━━━━━ Dataset records

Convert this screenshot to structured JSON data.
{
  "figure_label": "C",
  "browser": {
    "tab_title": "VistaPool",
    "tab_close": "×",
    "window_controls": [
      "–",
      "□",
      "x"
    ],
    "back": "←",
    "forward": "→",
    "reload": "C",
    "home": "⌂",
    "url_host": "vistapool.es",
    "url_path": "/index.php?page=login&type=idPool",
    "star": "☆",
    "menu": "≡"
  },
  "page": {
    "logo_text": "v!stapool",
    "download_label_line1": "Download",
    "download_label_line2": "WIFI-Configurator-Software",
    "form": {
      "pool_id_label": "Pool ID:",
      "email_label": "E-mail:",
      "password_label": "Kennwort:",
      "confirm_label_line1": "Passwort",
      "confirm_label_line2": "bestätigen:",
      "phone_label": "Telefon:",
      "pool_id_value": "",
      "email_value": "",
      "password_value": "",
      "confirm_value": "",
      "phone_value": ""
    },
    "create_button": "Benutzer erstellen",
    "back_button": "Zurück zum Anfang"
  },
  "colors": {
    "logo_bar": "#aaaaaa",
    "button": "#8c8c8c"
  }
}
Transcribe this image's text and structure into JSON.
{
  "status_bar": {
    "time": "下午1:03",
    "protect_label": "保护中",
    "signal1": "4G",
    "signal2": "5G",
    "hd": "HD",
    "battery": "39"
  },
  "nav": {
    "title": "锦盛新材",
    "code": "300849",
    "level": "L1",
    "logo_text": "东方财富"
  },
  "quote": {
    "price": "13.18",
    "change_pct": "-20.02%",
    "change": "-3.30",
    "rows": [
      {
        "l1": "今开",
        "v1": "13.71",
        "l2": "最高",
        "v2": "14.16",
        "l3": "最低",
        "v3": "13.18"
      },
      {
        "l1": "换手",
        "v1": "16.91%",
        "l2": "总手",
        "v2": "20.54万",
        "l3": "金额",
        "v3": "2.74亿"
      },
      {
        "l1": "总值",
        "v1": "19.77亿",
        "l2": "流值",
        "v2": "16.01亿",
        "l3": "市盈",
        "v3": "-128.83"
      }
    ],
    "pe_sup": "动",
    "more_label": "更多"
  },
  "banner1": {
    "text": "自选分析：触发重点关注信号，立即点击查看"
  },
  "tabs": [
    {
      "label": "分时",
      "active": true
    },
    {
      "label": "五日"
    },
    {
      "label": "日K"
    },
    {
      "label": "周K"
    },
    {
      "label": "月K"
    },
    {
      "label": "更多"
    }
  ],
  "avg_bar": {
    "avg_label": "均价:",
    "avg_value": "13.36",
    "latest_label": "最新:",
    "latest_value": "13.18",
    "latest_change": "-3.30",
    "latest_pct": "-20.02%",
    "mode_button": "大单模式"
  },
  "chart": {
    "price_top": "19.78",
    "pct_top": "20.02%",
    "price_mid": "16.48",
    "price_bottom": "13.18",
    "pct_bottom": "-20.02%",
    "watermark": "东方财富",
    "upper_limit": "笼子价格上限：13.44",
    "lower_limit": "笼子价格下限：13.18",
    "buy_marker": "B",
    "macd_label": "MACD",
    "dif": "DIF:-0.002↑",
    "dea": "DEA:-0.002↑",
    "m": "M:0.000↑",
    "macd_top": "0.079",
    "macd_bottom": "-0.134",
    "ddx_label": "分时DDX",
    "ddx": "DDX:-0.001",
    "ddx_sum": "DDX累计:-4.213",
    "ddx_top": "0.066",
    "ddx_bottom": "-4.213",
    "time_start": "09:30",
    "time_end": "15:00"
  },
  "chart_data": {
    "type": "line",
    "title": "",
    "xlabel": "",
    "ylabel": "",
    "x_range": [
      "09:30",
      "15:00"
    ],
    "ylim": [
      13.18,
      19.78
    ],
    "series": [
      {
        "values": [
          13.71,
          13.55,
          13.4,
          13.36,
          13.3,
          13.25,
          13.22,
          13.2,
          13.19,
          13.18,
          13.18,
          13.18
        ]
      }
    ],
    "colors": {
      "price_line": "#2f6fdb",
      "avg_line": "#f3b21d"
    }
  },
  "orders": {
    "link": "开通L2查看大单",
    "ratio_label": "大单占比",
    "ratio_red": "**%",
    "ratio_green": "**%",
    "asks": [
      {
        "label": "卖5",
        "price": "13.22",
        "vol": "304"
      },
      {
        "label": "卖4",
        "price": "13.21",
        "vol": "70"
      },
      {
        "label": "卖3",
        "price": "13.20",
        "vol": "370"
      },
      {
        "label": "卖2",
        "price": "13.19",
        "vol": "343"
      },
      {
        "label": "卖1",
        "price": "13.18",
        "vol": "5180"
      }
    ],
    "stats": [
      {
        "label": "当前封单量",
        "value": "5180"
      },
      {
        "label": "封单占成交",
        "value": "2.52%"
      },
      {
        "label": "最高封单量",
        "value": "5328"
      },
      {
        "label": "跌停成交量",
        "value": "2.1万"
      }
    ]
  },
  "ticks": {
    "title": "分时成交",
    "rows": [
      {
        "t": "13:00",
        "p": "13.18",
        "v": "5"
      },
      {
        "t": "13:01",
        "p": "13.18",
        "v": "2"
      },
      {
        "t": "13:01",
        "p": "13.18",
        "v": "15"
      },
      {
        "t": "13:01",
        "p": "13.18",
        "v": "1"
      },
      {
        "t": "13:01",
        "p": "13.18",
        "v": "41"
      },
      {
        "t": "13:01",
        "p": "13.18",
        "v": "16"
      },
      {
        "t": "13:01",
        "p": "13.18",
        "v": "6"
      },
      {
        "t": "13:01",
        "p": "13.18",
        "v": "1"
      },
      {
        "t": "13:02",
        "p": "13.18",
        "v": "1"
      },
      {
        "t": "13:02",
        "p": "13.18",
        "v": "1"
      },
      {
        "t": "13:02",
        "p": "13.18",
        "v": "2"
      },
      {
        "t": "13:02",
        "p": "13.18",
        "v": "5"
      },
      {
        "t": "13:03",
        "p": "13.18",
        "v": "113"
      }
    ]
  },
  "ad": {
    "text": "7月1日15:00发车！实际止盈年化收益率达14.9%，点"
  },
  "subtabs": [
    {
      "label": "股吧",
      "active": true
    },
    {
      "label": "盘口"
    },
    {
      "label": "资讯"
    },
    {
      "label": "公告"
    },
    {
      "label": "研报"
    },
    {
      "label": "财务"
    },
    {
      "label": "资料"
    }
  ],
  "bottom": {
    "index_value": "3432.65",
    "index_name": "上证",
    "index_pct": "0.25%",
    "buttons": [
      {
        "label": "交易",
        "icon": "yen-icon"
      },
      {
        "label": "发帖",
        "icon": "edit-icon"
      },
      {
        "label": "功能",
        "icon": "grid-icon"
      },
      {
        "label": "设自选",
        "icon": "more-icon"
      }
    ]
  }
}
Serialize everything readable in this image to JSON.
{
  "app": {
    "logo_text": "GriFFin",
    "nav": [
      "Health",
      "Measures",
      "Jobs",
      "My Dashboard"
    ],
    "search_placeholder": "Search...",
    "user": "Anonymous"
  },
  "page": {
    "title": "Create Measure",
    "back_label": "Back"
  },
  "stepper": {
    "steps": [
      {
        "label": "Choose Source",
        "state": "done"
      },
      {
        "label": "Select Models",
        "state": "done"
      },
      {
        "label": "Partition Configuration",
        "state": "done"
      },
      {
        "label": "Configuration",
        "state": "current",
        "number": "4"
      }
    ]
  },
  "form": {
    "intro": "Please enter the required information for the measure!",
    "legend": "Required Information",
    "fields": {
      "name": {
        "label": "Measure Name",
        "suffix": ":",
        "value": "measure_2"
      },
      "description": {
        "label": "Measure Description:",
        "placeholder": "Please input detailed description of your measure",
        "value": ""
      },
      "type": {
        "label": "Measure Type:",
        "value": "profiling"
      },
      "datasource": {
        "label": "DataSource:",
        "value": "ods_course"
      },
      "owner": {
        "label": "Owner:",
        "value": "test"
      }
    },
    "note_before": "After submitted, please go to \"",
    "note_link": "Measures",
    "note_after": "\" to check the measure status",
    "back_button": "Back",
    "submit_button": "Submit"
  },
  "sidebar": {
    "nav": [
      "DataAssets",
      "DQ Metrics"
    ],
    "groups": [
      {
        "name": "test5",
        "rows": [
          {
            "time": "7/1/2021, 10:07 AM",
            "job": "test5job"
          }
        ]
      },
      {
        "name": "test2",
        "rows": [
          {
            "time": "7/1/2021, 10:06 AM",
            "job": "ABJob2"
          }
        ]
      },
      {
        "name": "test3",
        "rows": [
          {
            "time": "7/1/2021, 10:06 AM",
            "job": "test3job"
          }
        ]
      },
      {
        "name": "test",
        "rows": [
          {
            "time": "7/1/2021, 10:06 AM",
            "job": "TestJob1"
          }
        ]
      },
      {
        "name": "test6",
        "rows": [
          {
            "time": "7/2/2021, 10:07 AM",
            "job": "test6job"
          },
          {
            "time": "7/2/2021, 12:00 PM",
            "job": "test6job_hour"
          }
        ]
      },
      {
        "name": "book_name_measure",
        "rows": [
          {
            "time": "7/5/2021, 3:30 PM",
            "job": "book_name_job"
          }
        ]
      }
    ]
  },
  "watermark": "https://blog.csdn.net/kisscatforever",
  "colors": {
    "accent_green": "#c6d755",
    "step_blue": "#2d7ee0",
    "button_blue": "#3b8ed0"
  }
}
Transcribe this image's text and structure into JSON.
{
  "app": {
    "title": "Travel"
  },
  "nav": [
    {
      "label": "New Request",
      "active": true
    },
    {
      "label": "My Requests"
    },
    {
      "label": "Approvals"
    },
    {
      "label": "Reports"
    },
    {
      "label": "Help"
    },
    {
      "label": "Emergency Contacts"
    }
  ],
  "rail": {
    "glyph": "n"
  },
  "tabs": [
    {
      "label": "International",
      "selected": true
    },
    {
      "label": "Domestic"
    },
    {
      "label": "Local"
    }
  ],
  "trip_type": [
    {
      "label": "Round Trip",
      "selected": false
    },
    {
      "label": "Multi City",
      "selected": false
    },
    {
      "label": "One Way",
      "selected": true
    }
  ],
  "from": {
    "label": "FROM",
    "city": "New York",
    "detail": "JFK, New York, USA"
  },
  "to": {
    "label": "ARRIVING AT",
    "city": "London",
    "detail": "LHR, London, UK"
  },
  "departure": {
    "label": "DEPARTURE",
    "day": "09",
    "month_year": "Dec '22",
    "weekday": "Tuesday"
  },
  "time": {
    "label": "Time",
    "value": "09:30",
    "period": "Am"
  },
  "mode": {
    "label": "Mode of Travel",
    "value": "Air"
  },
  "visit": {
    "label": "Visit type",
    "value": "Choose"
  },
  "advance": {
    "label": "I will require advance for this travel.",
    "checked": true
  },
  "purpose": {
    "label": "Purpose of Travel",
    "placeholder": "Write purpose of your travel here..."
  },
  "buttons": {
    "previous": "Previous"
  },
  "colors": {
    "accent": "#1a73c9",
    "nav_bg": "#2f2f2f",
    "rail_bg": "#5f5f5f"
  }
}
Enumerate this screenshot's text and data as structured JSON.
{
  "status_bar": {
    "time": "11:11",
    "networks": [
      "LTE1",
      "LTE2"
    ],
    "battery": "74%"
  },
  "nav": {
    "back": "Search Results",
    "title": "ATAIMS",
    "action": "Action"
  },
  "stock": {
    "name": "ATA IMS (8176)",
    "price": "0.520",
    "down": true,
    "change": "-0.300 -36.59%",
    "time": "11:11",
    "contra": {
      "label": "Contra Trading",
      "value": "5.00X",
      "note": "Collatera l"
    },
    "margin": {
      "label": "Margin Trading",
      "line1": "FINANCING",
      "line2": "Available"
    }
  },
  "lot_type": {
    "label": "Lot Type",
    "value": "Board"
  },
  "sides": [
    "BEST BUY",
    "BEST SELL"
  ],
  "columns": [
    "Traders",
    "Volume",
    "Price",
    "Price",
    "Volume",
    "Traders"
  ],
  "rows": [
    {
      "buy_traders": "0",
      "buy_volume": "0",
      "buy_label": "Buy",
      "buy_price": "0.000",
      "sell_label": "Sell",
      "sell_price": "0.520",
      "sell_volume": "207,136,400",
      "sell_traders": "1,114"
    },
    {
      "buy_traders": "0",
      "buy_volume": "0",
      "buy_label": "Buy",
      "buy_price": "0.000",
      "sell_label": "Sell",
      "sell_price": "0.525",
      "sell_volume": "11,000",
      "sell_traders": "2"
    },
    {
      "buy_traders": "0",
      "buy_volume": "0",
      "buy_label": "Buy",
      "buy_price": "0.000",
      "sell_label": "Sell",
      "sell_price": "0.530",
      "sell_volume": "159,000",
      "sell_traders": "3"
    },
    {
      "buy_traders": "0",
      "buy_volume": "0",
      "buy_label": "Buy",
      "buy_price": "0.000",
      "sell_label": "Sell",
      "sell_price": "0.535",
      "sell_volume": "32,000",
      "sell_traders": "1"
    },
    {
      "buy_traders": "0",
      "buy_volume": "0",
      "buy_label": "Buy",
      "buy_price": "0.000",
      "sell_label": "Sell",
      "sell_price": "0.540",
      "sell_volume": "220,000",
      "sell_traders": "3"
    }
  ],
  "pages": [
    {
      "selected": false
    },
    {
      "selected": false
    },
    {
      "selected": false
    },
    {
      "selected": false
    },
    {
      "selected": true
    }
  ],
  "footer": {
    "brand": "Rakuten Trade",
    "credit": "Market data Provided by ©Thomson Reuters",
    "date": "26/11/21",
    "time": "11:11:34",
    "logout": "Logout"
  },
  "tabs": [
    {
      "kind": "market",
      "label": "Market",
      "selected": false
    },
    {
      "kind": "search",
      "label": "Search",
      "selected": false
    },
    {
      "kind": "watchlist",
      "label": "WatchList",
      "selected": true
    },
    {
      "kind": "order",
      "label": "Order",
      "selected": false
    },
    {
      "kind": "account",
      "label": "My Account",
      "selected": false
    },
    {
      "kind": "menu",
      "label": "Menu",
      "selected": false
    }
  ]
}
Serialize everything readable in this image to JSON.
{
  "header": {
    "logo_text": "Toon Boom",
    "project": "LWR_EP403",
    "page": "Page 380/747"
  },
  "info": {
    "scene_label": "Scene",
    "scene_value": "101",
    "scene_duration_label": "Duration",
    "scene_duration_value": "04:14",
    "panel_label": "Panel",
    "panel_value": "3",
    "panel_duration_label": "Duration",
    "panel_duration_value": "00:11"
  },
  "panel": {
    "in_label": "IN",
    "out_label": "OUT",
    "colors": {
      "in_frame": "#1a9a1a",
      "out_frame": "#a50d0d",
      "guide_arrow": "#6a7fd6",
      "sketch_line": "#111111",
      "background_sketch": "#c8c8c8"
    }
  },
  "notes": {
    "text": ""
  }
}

━━━━━━━━━━

# Aim
Copy every line of the records above that holds the word "this".

# Response below
Convert this screenshot to structured JSON data.
Transcribe this image's text and structure into JSON.
Serialize everything readable in this image to JSON.
Transcribe this image's text and structure into JSON.
    "label": "I will require advance for this travel.",
Enumerate this screenshot's text and data as structured JSON.
Serialize everything readable in this image to JSON.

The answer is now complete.